◆ **Text passage**:
Lewis then asked Kleffner if he had understood it correctly, that in 1988 there had been a smaller NIAC which later turned into an IAC. This was not correct, said Kleffner. He explained that in 1988, there had been two separate and independent conflicts. One had been a NIAC and the other an IAC. Around July to September 1988, according to the facts provided to him, there were no longer two separate conflicts but only one conflict – an international one. This is confirmed both by the “overall control” test and the alternative approach suggested in literature, according to Kleffner. Lewis then asked Kleffner a few follow-up questions and the hearing ended with judge Zander informing that the court would reassemble after lunch for the hearing with expert witness Sally Longworth. 

Expert Witness 7 – Sally Longworth

The hearing was started by judge Zander welcoming the expert witness, Sally Longworth, and informing her that she had been called to testify about the assessment of armed conflicts and in particular her legal assessment of the armed conflict in Iran 1988. The floor was then given to the prosecution.  

Again, prosecutor Karolina Wieslander started the hearing by asking Longworth to describe her academic background. Longworth responded that she is currently a doctoral candidate at Stockholm University within the field of IHL. She had, among other things, previously been a lecturer and researcher at the Swedish Defense University, a legal assistant at the Special Court for Sierra Leone and is a member of the Bar Human Rights Committee of England and Wales.

Longworth explained that she had been asked by the police whether she agreed with Kleffner’s legal opinion about the armed conflict, and she informed the court that she had been given the same materials as him. Wieslander then asked Longworth if she could stand behind Kleffner’s reasoning regarding how one assesses whether an armed conflict should be classified as a NIAC or IAC. Longworth answered that she agreed with Kleffner and that she had nothing to add. Wieslander then moved on to ask Longworth about the situation in 1988 and the use of force that was being used between MEK and Iran and if, according to her, the prerequisites for an armed conflict were fulfilled. Longworth responded that they had been fulfilled in 1988.   

Once again, the prosecution asked whether an IAC and a NIAC could be said to exist simultaneously and if there is a possibility for the actions of an organized group to be attributed to a state, and therefore to an IAC. Longworth responded that a non-state party can act on behalf of the state party and that the nature of the conflict can change over time. Longworth then went on to describe the two tests of control and her description matched the one made by Kleffner. And just like Kleffner, Longworth concluded that it would be the “overall control” test that needed to be used when determining individual criminal responsibility. By using this “overall control” test to determine MEK’s use of force, Longworth explained that, based on the information that she had been given, there was a clear division of labor and coordination, at least during “Operation Forty Stars”. Regarding the relationship between the two actors at that time, and regarding other operations like “Operation Eternal Light”, the material was less detailed, but that one could still see to a certain extent that there was coordination and support, Longworth explained. Looking at the overall picture, which the “overall control” test required, there could thus be said to have been some level of coordination between the two.

◆ **Dataset extract**:
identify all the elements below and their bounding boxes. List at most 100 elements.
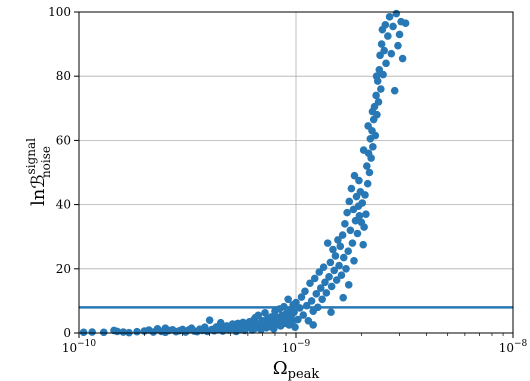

◆ **Task brief**: In the hearing account, what is Sally Longworth's current academic position?

◆ **Worked solution**: She is a doctoral candidate at Stockholm University in the field of IHL.